(EXERCISE AIM):
From the data, return each line holding the word "utgör".
.....
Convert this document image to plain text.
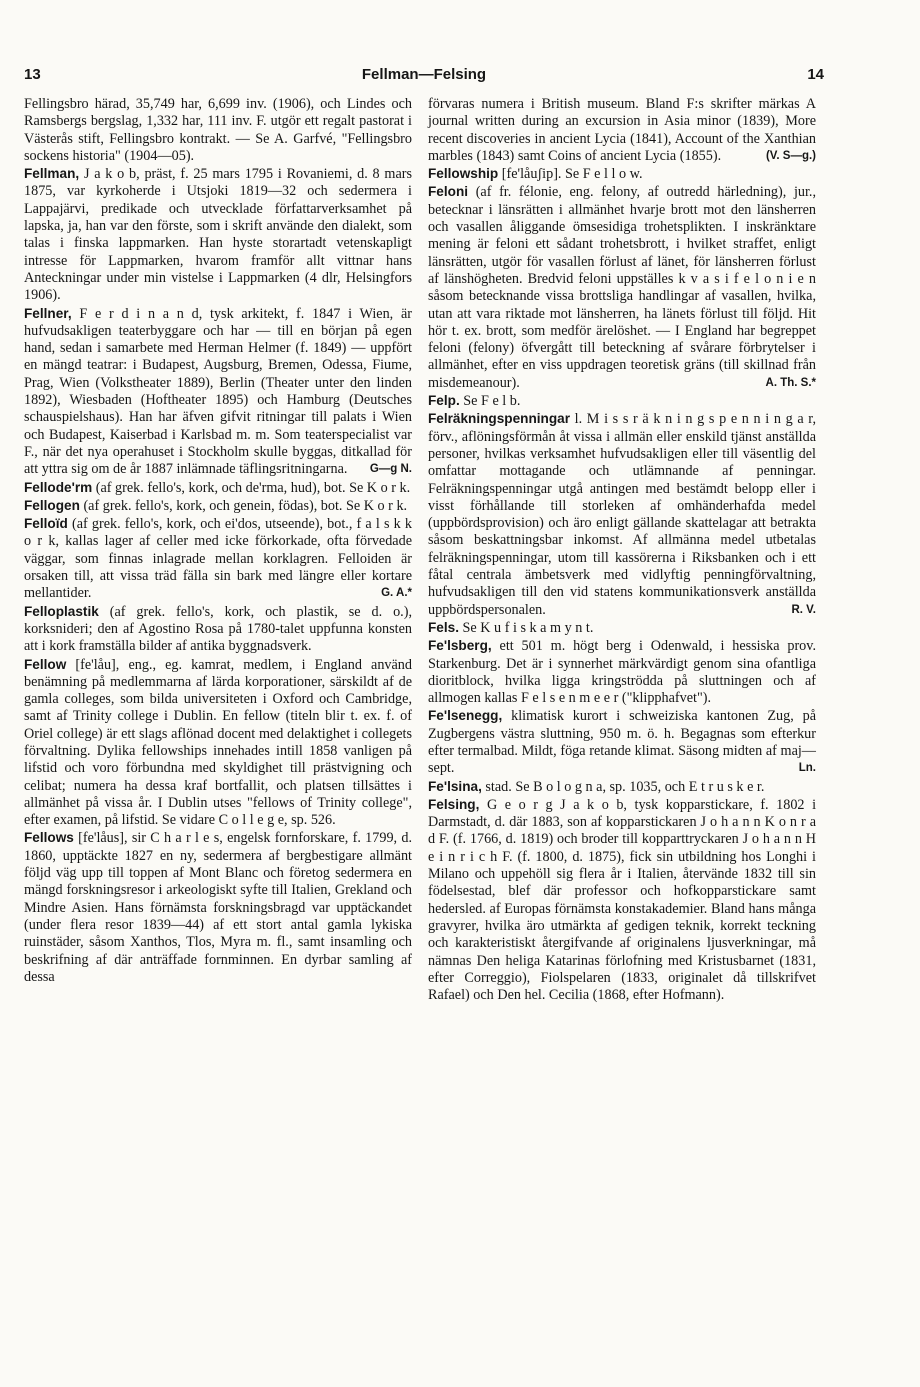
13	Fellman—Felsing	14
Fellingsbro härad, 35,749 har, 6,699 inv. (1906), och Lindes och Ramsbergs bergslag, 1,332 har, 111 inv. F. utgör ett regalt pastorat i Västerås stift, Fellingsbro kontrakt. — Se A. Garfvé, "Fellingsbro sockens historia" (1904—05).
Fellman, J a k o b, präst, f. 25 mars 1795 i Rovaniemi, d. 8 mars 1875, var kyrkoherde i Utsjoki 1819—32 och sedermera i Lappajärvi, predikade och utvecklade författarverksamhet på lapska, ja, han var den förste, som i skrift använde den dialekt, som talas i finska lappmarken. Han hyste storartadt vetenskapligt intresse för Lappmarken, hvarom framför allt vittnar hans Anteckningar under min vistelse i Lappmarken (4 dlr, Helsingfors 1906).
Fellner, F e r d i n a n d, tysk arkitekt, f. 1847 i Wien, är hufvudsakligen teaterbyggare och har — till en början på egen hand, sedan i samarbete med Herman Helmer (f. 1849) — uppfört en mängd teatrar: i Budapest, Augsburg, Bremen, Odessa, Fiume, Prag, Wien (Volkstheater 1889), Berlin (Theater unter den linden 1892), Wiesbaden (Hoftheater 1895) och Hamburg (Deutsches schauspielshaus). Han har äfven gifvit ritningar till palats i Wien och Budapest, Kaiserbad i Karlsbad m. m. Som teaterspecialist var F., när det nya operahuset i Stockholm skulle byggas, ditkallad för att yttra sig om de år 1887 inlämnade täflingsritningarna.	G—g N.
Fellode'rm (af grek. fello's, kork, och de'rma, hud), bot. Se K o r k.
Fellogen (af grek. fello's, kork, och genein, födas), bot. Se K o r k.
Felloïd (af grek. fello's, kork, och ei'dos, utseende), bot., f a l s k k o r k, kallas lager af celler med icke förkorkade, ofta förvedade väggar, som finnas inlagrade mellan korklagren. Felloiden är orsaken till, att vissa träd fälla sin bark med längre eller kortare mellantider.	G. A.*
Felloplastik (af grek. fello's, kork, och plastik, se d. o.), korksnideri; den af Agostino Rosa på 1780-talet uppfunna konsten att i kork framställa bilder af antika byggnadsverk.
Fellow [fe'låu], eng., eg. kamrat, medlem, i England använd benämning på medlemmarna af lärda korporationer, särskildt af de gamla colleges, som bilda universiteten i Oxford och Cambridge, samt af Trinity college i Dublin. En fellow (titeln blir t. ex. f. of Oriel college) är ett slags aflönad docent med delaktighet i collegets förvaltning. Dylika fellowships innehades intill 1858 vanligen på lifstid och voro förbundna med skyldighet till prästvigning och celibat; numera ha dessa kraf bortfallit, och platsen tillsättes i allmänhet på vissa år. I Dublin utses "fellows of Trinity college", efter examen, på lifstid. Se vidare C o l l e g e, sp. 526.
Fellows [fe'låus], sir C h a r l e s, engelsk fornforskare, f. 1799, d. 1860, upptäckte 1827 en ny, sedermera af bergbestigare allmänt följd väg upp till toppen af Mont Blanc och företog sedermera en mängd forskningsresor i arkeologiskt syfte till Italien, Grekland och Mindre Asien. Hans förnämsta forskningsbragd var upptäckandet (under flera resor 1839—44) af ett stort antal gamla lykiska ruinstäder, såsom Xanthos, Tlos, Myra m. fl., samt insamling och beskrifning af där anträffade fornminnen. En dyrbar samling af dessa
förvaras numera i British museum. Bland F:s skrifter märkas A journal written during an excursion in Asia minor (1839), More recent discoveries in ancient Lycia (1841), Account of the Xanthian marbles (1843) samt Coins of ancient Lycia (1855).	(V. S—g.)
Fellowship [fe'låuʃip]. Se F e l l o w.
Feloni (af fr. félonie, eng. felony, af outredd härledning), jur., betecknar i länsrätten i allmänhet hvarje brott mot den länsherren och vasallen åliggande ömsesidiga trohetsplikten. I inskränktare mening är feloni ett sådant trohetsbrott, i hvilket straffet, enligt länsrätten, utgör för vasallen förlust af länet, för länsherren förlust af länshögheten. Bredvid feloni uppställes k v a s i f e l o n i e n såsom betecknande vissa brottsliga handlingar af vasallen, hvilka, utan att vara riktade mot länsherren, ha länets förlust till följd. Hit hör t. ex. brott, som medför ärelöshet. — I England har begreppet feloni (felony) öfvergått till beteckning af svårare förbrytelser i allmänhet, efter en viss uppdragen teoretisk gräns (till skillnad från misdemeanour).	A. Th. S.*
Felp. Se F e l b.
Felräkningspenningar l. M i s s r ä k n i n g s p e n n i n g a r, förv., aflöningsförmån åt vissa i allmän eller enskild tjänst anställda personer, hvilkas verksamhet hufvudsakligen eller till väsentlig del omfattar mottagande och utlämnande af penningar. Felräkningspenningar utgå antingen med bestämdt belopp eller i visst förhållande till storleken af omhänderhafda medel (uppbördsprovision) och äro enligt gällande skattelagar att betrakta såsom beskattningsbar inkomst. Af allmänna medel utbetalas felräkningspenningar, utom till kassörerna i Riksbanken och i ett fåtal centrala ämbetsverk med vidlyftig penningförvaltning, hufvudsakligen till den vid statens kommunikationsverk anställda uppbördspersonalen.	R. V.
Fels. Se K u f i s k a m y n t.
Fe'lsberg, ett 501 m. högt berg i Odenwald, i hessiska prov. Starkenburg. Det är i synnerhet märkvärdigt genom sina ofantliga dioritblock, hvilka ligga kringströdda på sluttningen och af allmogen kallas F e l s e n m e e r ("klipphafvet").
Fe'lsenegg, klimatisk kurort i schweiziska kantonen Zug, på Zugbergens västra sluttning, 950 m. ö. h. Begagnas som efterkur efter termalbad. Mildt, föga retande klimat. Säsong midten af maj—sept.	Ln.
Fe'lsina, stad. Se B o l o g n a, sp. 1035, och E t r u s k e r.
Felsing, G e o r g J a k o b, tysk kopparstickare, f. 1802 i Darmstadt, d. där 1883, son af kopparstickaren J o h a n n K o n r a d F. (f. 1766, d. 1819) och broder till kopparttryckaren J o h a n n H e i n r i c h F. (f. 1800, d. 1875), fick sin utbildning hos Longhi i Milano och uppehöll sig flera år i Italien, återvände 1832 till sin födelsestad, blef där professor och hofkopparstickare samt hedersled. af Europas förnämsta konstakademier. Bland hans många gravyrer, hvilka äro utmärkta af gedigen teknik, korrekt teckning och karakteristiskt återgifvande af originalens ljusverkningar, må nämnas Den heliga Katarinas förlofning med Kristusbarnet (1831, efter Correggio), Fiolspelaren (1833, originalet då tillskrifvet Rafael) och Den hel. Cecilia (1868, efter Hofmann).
.....
(SOLUTION):
Fellingsbro härad, 35,749 har, 6,699 inv. (1906), och Lindes och Ramsbergs bergslag, 1,332 har, 111 inv. F. utgör ett regalt pastorat i Västerås stift, Fellingsbro kontrakt. — Se A. Garfvé, "Fellingsbro sockens historia" (1904—05).
Feloni (af fr. félonie, eng. felony, af outredd härledning), jur., betecknar i länsrätten i allmänhet hvarje brott mot den länsherren och vasallen åliggande ömsesidiga trohetsplikten. I inskränktare mening är feloni ett sådant trohetsbrott, i hvilket straffet, enligt länsrätten, utgör för vasallen förlust af länet, för länsherren förlust af länshögheten. Bredvid feloni uppställes k v a s i f e l o n i e n såsom betecknande vissa brottsliga handlingar af vasallen, hvilka, utan att vara riktade mot länsherren, ha länets förlust till följd. Hit hör t. ex. brott, som medför ärelöshet. — I England har begreppet feloni (felony) öfvergått till beteckning af svårare förbrytelser i allmänhet, efter en viss uppdragen teoretisk gräns (till skillnad från misdemeanour).	A. Th. S.*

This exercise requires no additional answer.